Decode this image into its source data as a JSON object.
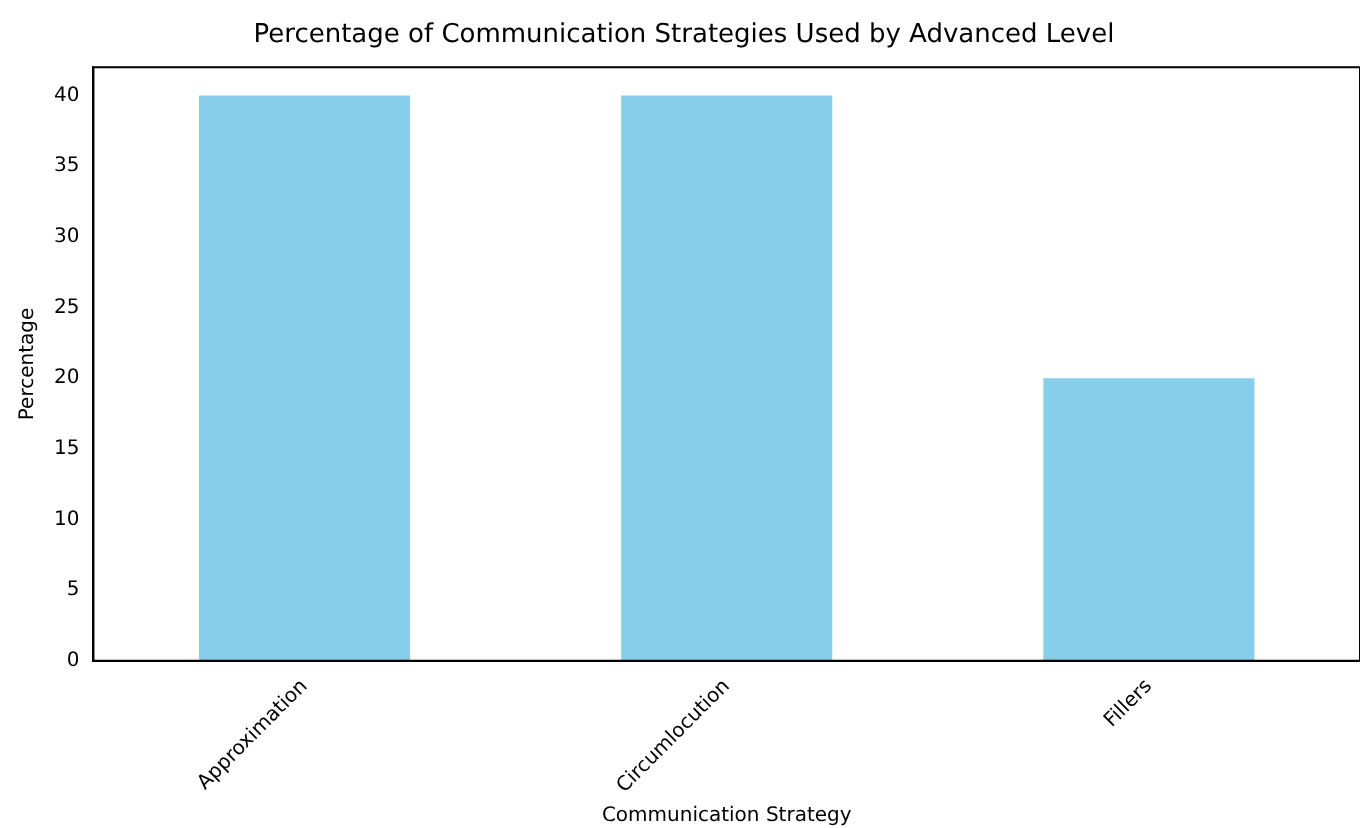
{
  "chart_data": {
    "type": "bar",
    "title": "Percentage of Communication Strategies Used by Advanced Level",
    "xlabel": "Communication Strategy",
    "ylabel": "Percentage",
    "categories": [
      "Approximation",
      "Circumlocution",
      "Fillers"
    ],
    "values": [
      40,
      40,
      20
    ],
    "color": "#87ceeb",
    "ylim": [
      0,
      42
    ],
    "yticks": [
      0,
      5,
      10,
      15,
      20,
      25,
      30,
      35,
      40
    ],
    "grid": false,
    "legend": false
  }
}
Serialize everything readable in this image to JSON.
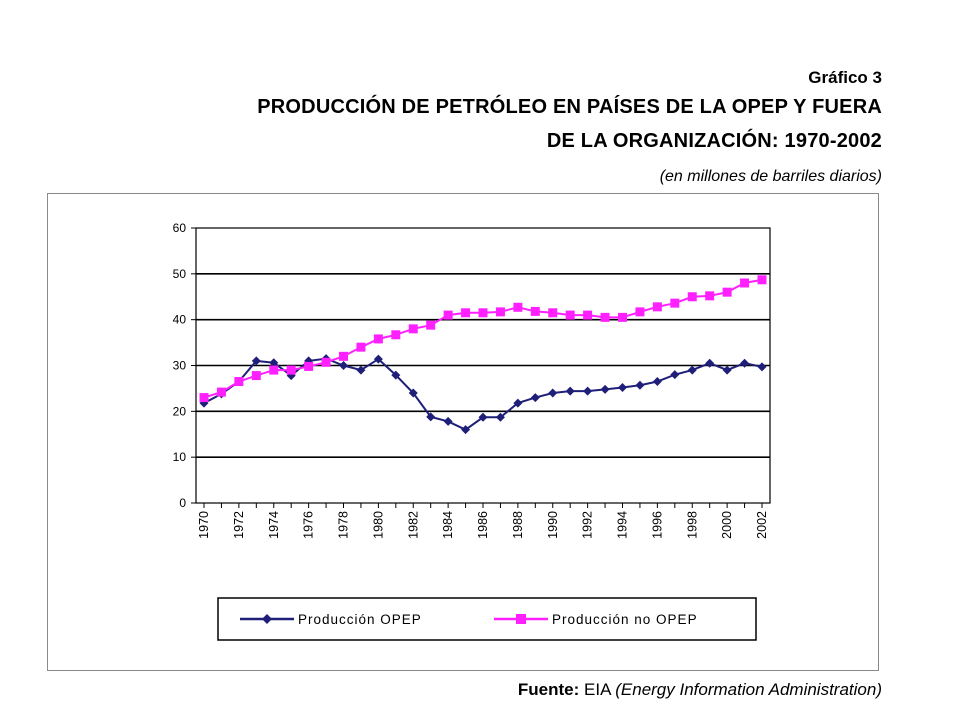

· · · · ·

## PROBLEM TO WORK ON
Output every entry exactly as given; pictures are not part of the copy.

## SOLUTION TO THIS TASK
Decode this image into its source data as a JSON object.
{
  "chart_data": {
    "type": "bar",
    "title": "Percentage of Communication Strategies Used by Advanced Level",
    "xlabel": "Communication Strategy",
    "ylabel": "Percentage",
    "categories": [
      "Approximation",
      "Circumlocution",
      "Fillers"
    ],
    "values": [
      40,
      40,
      20
    ],
    "color": "#87ceeb",
    "ylim": [
      0,
      42
    ],
    "yticks": [
      0,
      5,
      10,
      15,
      20,
      25,
      30,
      35,
      40
    ],
    "grid": false,
    "legend": false
  }
}
Serialize everything readable in this image to JSON.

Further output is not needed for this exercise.